Make an exact copy of the records, dropping all pictures.

────────────────

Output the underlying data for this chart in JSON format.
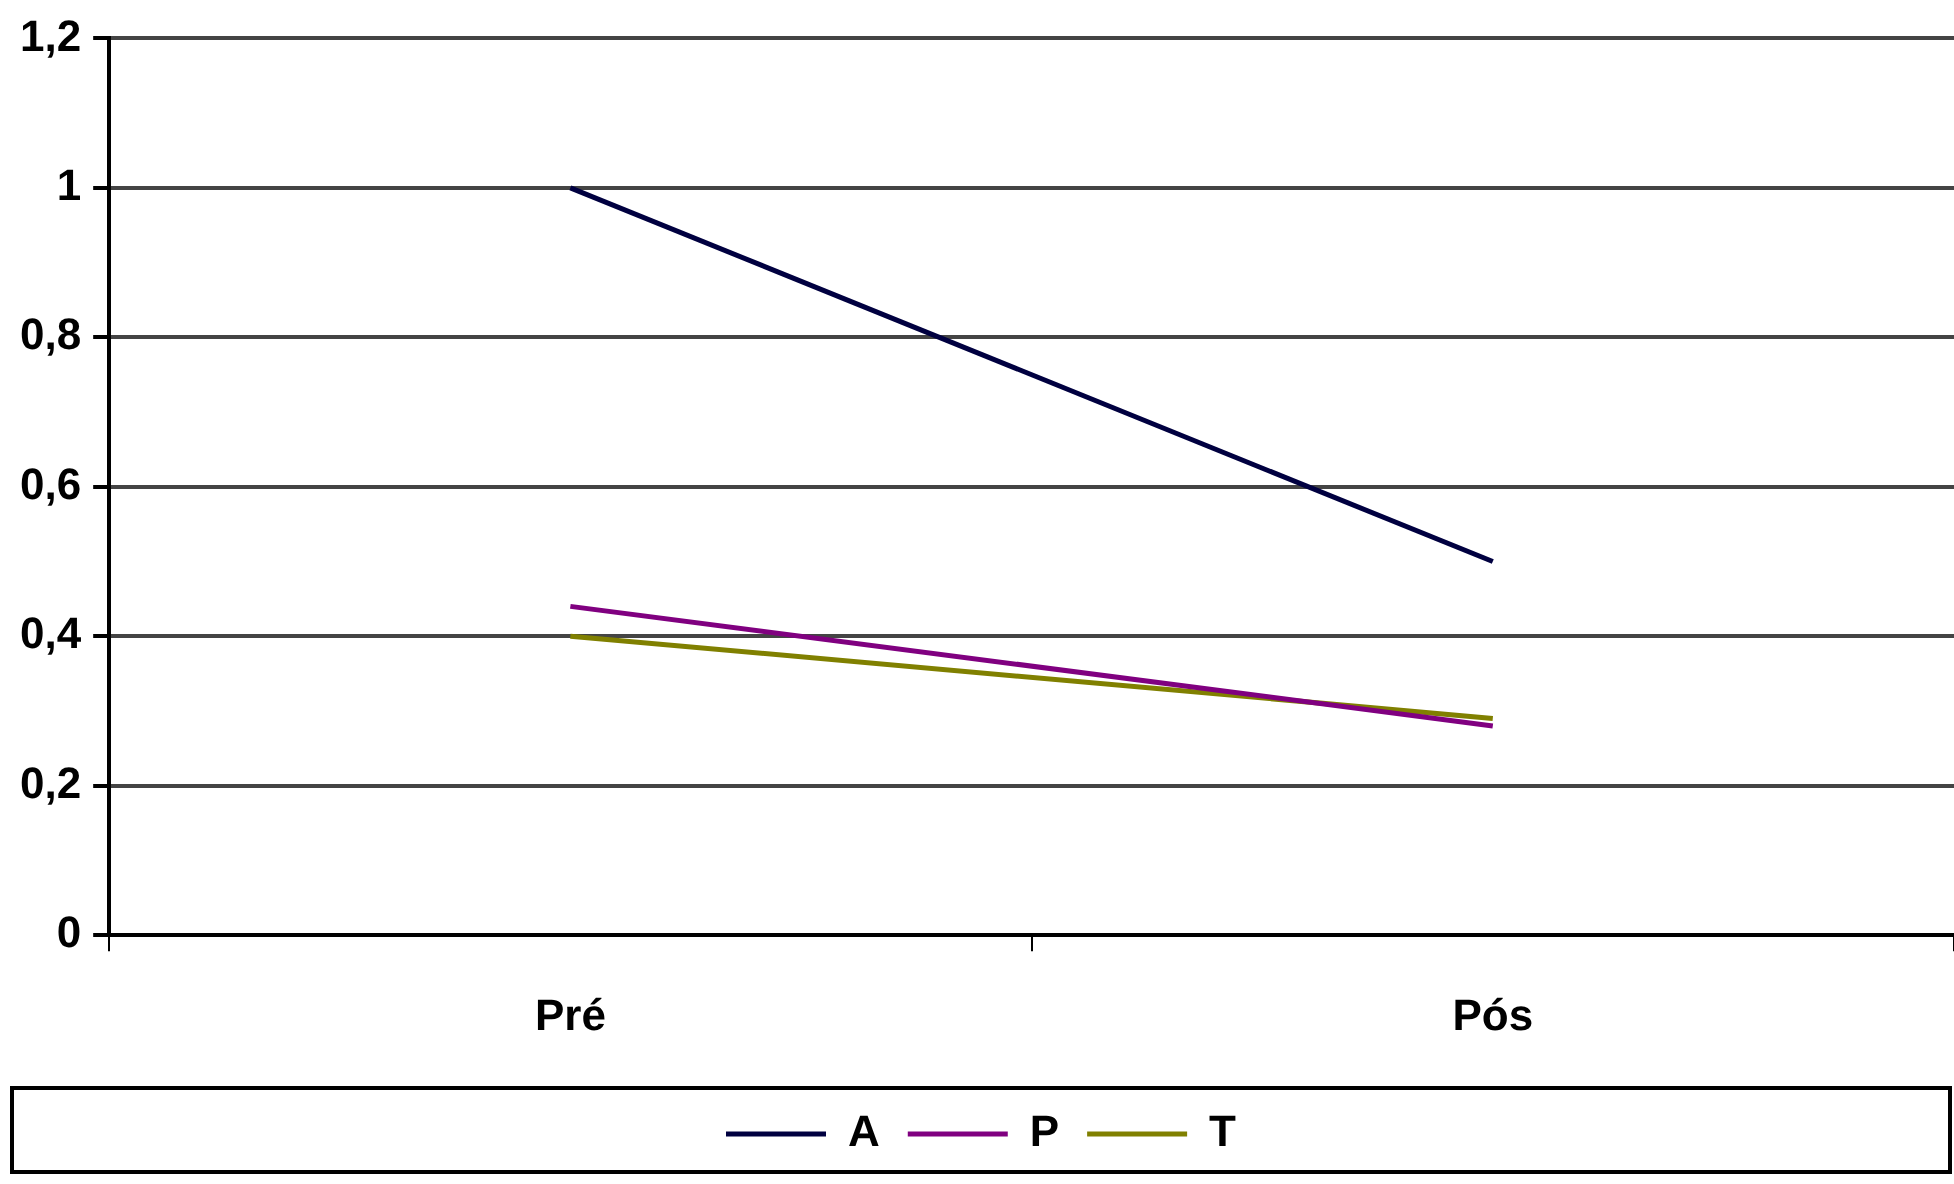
{
  "chart_data": {
    "type": "line",
    "categories": [
      "Pré",
      "Pós"
    ],
    "series": [
      {
        "name": "A",
        "color": "#000040",
        "values": [
          1,
          0.5
        ]
      },
      {
        "name": "P",
        "color": "#800080",
        "values": [
          0.44,
          0.28
        ]
      },
      {
        "name": "T",
        "color": "#808000",
        "values": [
          0.4,
          0.29
        ]
      }
    ],
    "ylim": [
      0,
      1.2
    ],
    "yticks": [
      {
        "value": 0,
        "label": "0"
      },
      {
        "value": 0.2,
        "label": "0,2"
      },
      {
        "value": 0.4,
        "label": "0,4"
      },
      {
        "value": 0.6,
        "label": "0,6"
      },
      {
        "value": 0.8,
        "label": "0,8"
      },
      {
        "value": 1,
        "label": "1"
      },
      {
        "value": 1.2,
        "label": "1,2"
      }
    ],
    "grid": "y",
    "legend": "bottom",
    "marker": "none",
    "line_style": "solid"
  }
}
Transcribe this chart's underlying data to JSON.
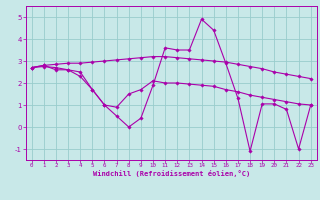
{
  "title": "",
  "xlabel": "Windchill (Refroidissement éolien,°C)",
  "ylabel": "",
  "xlim": [
    -0.5,
    23.5
  ],
  "ylim": [
    -1.5,
    5.5
  ],
  "xticks": [
    0,
    1,
    2,
    3,
    4,
    5,
    6,
    7,
    8,
    9,
    10,
    11,
    12,
    13,
    14,
    15,
    16,
    17,
    18,
    19,
    20,
    21,
    22,
    23
  ],
  "yticks": [
    -1,
    0,
    1,
    2,
    3,
    4,
    5
  ],
  "bg_color": "#c8e8e8",
  "line_color": "#aa00aa",
  "grid_color": "#99cccc",
  "lines": [
    {
      "x": [
        0,
        1,
        2,
        3,
        4,
        5,
        6,
        7,
        8,
        9,
        10,
        11,
        12,
        13,
        14,
        15,
        16,
        17,
        18,
        19,
        20,
        21,
        22,
        23
      ],
      "y": [
        2.7,
        2.8,
        2.85,
        2.9,
        2.9,
        2.95,
        3.0,
        3.05,
        3.1,
        3.15,
        3.2,
        3.2,
        3.15,
        3.1,
        3.05,
        3.0,
        2.95,
        2.85,
        2.75,
        2.65,
        2.5,
        2.4,
        2.3,
        2.2
      ]
    },
    {
      "x": [
        0,
        1,
        2,
        3,
        4,
        5,
        6,
        7,
        8,
        9,
        10,
        11,
        12,
        13,
        14,
        15,
        16,
        17,
        18,
        19,
        20,
        21,
        22,
        23
      ],
      "y": [
        2.7,
        2.8,
        2.6,
        2.6,
        2.3,
        1.7,
        1.0,
        0.5,
        0.0,
        0.4,
        1.9,
        3.6,
        3.5,
        3.5,
        4.9,
        4.4,
        2.9,
        1.3,
        -1.1,
        1.05,
        1.05,
        0.8,
        -1.0,
        1.0
      ]
    },
    {
      "x": [
        0,
        1,
        2,
        3,
        4,
        5,
        6,
        7,
        8,
        9,
        10,
        11,
        12,
        13,
        14,
        15,
        16,
        17,
        18,
        19,
        20,
        21,
        22,
        23
      ],
      "y": [
        2.7,
        2.75,
        2.7,
        2.6,
        2.5,
        1.7,
        1.0,
        0.9,
        1.5,
        1.7,
        2.1,
        2.0,
        2.0,
        1.95,
        1.9,
        1.85,
        1.7,
        1.6,
        1.45,
        1.35,
        1.25,
        1.15,
        1.05,
        1.0
      ]
    }
  ]
}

────────────────

The reply:
Output the underlying data for this chart in JSON format.
{
  "chart_data": {
    "type": "line",
    "categories": [
      "Pré",
      "Pós"
    ],
    "series": [
      {
        "name": "A",
        "color": "#000040",
        "values": [
          1,
          0.5
        ]
      },
      {
        "name": "P",
        "color": "#800080",
        "values": [
          0.44,
          0.28
        ]
      },
      {
        "name": "T",
        "color": "#808000",
        "values": [
          0.4,
          0.29
        ]
      }
    ],
    "ylim": [
      0,
      1.2
    ],
    "yticks": [
      {
        "value": 0,
        "label": "0"
      },
      {
        "value": 0.2,
        "label": "0,2"
      },
      {
        "value": 0.4,
        "label": "0,4"
      },
      {
        "value": 0.6,
        "label": "0,6"
      },
      {
        "value": 0.8,
        "label": "0,8"
      },
      {
        "value": 1,
        "label": "1"
      },
      {
        "value": 1.2,
        "label": "1,2"
      }
    ],
    "grid": "y",
    "legend": "bottom",
    "marker": "none",
    "line_style": "solid"
  }
}
Transcribe this chart's underlying data to JSON.
{
  "title": "",
  "xlabel": "Windchill (Refroidissement éolien,°C)",
  "ylabel": "",
  "xlim": [
    -0.5,
    23.5
  ],
  "ylim": [
    -1.5,
    5.5
  ],
  "xticks": [
    0,
    1,
    2,
    3,
    4,
    5,
    6,
    7,
    8,
    9,
    10,
    11,
    12,
    13,
    14,
    15,
    16,
    17,
    18,
    19,
    20,
    21,
    22,
    23
  ],
  "yticks": [
    -1,
    0,
    1,
    2,
    3,
    4,
    5
  ],
  "bg_color": "#c8e8e8",
  "line_color": "#aa00aa",
  "grid_color": "#99cccc",
  "lines": [
    {
      "x": [
        0,
        1,
        2,
        3,
        4,
        5,
        6,
        7,
        8,
        9,
        10,
        11,
        12,
        13,
        14,
        15,
        16,
        17,
        18,
        19,
        20,
        21,
        22,
        23
      ],
      "y": [
        2.7,
        2.8,
        2.85,
        2.9,
        2.9,
        2.95,
        3.0,
        3.05,
        3.1,
        3.15,
        3.2,
        3.2,
        3.15,
        3.1,
        3.05,
        3.0,
        2.95,
        2.85,
        2.75,
        2.65,
        2.5,
        2.4,
        2.3,
        2.2
      ]
    },
    {
      "x": [
        0,
        1,
        2,
        3,
        4,
        5,
        6,
        7,
        8,
        9,
        10,
        11,
        12,
        13,
        14,
        15,
        16,
        17,
        18,
        19,
        20,
        21,
        22,
        23
      ],
      "y": [
        2.7,
        2.8,
        2.6,
        2.6,
        2.3,
        1.7,
        1.0,
        0.5,
        0.0,
        0.4,
        1.9,
        3.6,
        3.5,
        3.5,
        4.9,
        4.4,
        2.9,
        1.3,
        -1.1,
        1.05,
        1.05,
        0.8,
        -1.0,
        1.0
      ]
    },
    {
      "x": [
        0,
        1,
        2,
        3,
        4,
        5,
        6,
        7,
        8,
        9,
        10,
        11,
        12,
        13,
        14,
        15,
        16,
        17,
        18,
        19,
        20,
        21,
        22,
        23
      ],
      "y": [
        2.7,
        2.75,
        2.7,
        2.6,
        2.5,
        1.7,
        1.0,
        0.9,
        1.5,
        1.7,
        2.1,
        2.0,
        2.0,
        1.95,
        1.9,
        1.85,
        1.7,
        1.6,
        1.45,
        1.35,
        1.25,
        1.15,
        1.05,
        1.0
      ]
    }
  ]
}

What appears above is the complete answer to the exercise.